### TASK INSTRUCTIONS
Select from the data all lines with the word "renseigner".

Stored data
□ □ □

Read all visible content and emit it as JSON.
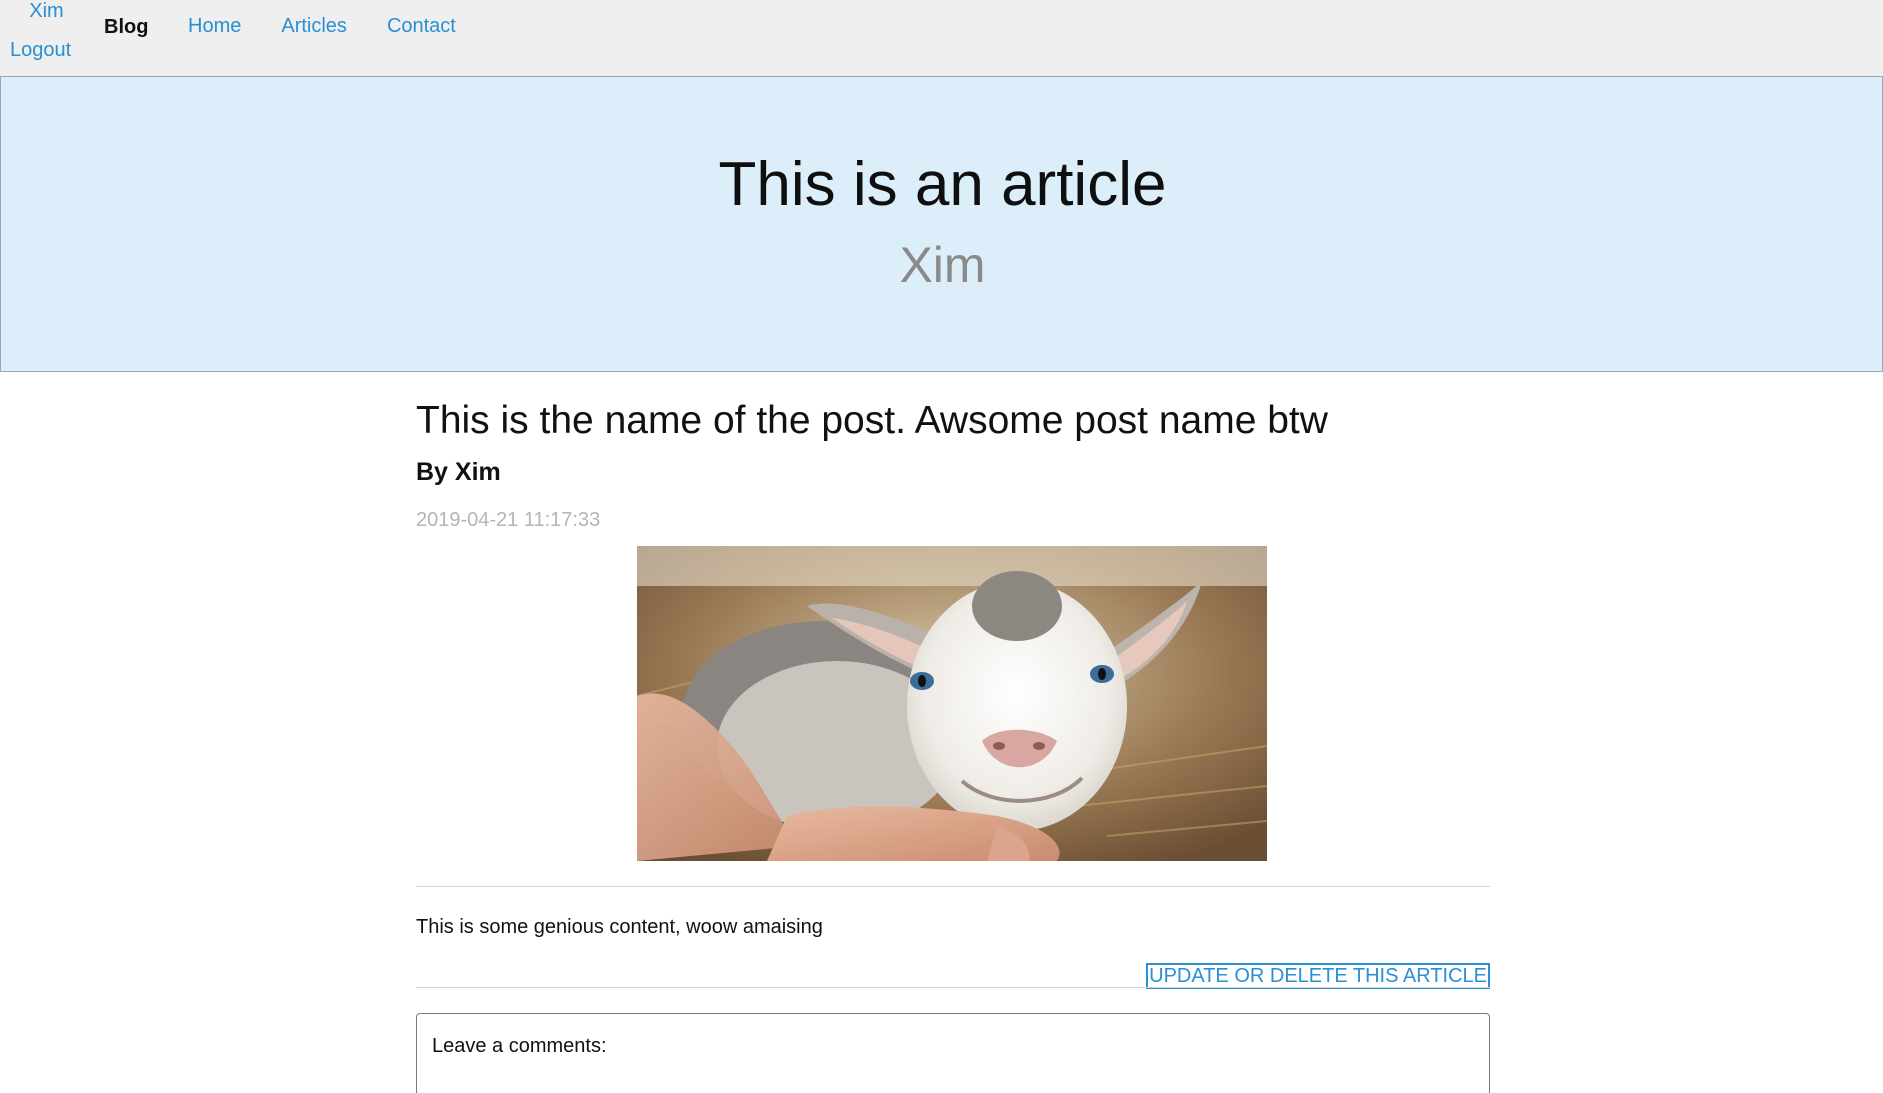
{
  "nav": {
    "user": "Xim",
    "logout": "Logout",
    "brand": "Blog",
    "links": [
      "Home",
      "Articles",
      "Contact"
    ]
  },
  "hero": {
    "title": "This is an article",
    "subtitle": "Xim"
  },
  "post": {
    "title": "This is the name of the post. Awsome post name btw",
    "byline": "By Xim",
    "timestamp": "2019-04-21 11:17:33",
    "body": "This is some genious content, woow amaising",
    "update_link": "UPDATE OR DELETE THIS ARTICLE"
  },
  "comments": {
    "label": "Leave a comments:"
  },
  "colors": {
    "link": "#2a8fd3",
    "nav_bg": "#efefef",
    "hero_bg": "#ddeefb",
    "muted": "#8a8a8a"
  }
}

□ □ □

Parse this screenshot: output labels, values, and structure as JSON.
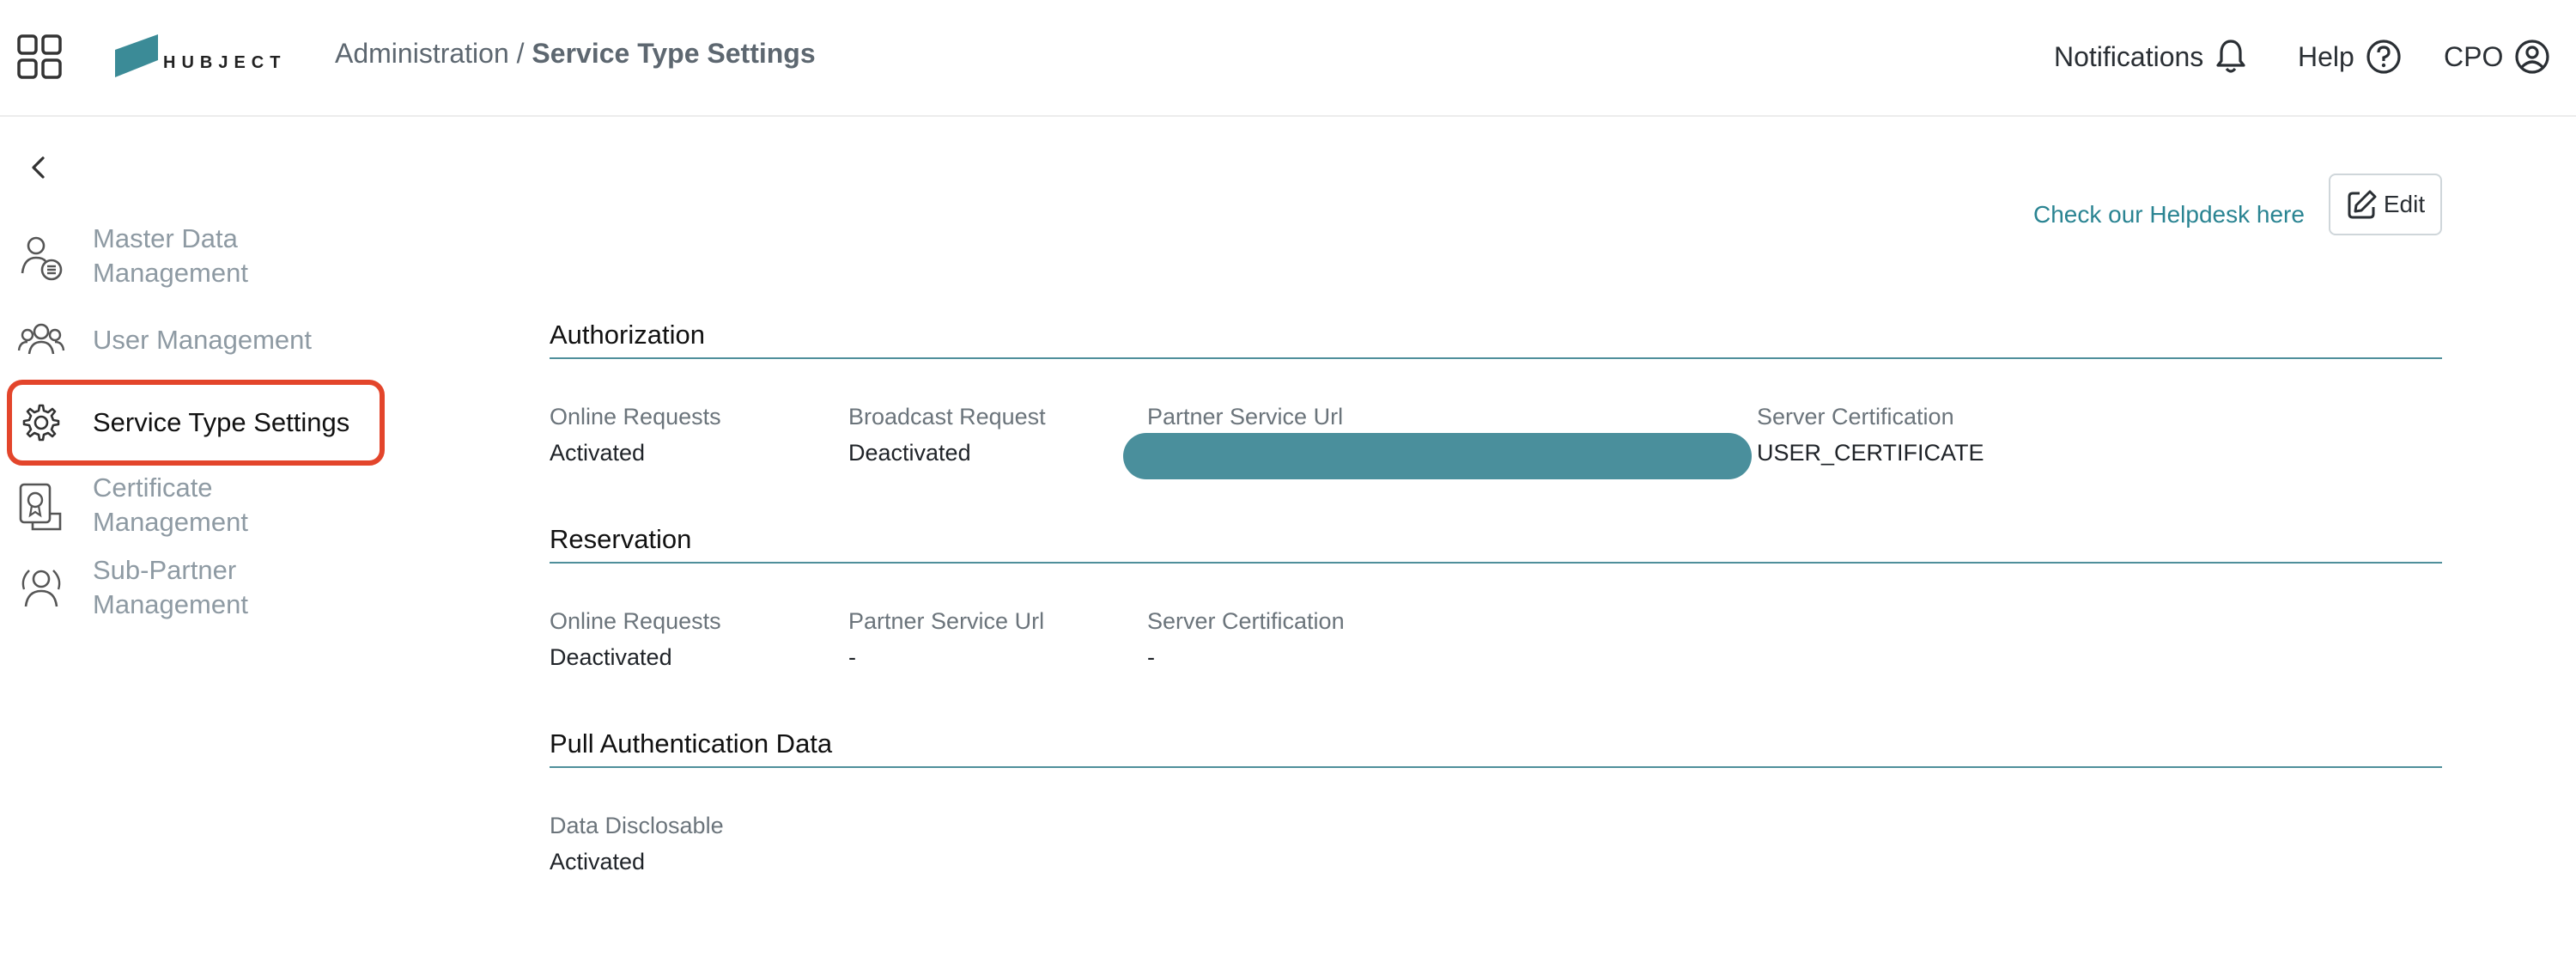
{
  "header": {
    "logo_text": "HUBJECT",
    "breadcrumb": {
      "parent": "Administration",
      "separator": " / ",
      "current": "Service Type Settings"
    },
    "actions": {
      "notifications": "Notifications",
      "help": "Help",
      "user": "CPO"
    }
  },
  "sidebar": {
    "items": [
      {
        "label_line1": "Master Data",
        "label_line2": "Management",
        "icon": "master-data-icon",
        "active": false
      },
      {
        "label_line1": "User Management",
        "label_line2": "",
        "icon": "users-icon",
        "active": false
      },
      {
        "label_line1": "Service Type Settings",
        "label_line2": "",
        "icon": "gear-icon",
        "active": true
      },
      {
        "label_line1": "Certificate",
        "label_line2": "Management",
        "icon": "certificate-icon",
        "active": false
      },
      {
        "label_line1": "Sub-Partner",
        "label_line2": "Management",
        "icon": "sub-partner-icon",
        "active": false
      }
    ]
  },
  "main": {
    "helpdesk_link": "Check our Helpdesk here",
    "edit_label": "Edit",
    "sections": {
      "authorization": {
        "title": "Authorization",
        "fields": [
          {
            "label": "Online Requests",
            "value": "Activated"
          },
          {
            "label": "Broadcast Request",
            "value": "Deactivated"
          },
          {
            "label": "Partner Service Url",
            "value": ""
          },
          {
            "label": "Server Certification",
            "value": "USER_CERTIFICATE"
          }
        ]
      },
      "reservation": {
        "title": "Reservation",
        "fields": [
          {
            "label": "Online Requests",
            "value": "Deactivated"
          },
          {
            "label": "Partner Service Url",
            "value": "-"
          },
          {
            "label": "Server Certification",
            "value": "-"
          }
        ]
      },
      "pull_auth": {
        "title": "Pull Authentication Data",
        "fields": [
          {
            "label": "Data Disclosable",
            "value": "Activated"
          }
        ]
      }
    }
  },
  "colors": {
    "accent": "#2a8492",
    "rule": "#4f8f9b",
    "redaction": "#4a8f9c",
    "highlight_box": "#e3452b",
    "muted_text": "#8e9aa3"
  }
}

□ □ □

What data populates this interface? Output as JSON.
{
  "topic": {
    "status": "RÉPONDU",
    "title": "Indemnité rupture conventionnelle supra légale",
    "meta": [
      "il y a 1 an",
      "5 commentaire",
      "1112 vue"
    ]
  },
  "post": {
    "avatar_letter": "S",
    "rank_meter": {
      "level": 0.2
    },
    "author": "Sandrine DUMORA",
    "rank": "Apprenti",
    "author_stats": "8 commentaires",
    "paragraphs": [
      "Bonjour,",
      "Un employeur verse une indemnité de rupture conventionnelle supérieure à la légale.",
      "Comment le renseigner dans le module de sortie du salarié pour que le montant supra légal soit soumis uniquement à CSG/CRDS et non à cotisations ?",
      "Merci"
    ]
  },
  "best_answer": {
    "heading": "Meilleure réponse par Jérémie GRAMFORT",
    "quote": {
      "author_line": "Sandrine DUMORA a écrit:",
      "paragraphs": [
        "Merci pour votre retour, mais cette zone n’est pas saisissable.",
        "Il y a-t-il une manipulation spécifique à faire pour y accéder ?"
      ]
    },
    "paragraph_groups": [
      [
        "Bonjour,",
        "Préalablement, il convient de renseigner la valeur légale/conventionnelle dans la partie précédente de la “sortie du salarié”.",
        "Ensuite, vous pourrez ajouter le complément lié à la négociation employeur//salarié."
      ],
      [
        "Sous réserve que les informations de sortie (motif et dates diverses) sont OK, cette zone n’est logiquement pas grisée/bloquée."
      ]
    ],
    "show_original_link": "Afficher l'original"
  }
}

□ □ □

### COMPLETE ANSWER
      "Comment le renseigner dans le module de sortie du salarié pour que le montant supra légal soit soumis uniquement à CSG/CRDS et non à cotisations ?",
        "Préalablement, il convient de renseigner la valeur légale/conventionnelle dans la partie précédente de la “sortie du salarié”.",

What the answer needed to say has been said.